• [Reading text]:
○ ○ ○
Liberty, Prudence, Imperfection, and Law
Nomocracy In Politics is a new web magazine dedicated to exploring Liberty, Prudence, Imperfection, and Law. These core themes will be examined within the subject areas of Politics, Law, and History. Here we hope to make a unique contribution because few social-political-legal websites now specifically focus on all such themes in tandem. Thus, we will strive to address many topics that would otherwise be left insufficiently examined. Our focus on the above themes is elaborated below.
Law is a primary theme of the site. A political order marked by the rule of law is a necessary condition for liberty. The freedom of individuals and communities, vis-à-vis one another and vis-à-vis the government, is significantly enhanced when intervening processes and procedures govern the intercourse of such parties. Even more, a government that is not constrained by tentacles of elaborate processes and procedures is one that is left untethered to commit mischief against the citizens and communities that it putatively serves. Furthermore, we are guided by Oakeshott’s insight, which has also been incorporated by American thinkers such as M.E. Bradford and George W. Carey, that nomocracy (a polity ordered primarily by the rule of law and NOT one constitutionally committed to apriori ideals and normative ends) should be the guiding criteria for evaluating political order.
○ ○ ○
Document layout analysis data

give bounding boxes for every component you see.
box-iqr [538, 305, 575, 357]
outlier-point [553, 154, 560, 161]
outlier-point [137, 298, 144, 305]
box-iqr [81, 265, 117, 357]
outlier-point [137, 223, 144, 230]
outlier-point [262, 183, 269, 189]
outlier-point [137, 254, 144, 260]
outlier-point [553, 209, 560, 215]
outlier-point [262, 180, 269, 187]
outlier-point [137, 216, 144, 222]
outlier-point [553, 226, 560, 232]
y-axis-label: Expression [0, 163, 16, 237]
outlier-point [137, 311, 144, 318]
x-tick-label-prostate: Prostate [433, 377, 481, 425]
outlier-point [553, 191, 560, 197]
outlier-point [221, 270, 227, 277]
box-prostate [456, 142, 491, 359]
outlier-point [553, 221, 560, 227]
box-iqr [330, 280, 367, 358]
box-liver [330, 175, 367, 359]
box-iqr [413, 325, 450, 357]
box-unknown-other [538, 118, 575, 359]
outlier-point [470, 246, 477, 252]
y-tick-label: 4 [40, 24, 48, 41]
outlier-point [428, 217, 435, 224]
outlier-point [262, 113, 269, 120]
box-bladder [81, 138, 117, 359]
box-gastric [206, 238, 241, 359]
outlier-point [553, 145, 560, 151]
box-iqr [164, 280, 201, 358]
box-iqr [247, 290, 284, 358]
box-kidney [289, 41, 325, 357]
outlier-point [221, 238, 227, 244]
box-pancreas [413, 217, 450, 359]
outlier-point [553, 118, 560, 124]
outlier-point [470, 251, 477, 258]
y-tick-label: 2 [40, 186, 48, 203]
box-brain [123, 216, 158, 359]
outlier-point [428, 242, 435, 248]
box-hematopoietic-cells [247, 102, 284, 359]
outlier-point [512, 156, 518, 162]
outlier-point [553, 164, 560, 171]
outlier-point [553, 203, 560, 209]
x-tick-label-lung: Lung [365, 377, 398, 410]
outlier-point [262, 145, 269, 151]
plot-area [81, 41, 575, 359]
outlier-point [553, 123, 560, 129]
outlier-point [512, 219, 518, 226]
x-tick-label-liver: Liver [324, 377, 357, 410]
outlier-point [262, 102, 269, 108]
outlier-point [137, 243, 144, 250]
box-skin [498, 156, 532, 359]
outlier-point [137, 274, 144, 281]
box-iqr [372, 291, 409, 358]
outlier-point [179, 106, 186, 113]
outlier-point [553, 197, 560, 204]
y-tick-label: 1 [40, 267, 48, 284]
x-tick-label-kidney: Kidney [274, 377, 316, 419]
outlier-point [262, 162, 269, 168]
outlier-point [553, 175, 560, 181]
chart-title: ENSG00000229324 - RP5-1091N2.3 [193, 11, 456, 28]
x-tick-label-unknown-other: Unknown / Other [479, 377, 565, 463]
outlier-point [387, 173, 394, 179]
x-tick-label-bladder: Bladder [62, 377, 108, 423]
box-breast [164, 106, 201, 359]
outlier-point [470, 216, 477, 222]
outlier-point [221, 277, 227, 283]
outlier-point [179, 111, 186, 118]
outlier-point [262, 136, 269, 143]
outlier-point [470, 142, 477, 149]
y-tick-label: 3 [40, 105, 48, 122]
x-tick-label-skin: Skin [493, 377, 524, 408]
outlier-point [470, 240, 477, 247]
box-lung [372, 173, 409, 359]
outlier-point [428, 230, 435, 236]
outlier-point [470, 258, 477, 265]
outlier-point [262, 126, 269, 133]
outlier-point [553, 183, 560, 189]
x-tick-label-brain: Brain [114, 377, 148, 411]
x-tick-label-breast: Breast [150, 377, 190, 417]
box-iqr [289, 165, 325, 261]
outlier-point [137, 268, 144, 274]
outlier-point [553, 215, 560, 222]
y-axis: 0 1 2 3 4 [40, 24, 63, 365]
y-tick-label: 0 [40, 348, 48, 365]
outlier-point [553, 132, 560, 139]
○ ○ ○
Condense the paragraph of the magazine's introduction that begins "Law is a primary theme" into a short bulleted list that keeps its main facts.

- Law is a primary theme of the site.
- The rule of law is a necessary condition for liberty.
- The freedom of individuals and communities, toward one another and toward the government, is significantly enhanced when processes and procedures govern their dealings.
- A government not constrained by elaborate processes and procedures is left free to commit mischief against the citizens and communities it claims to serve.
- Following Oakeshott's insight, also taken up by M.E. Bradford and George W. Carey, nomocracy should be the guiding criterion for evaluating political order. Nomocracy is a polity ordered primarily by the rule of law rather than one constitutionally committed to predetermined ideals and normative ends.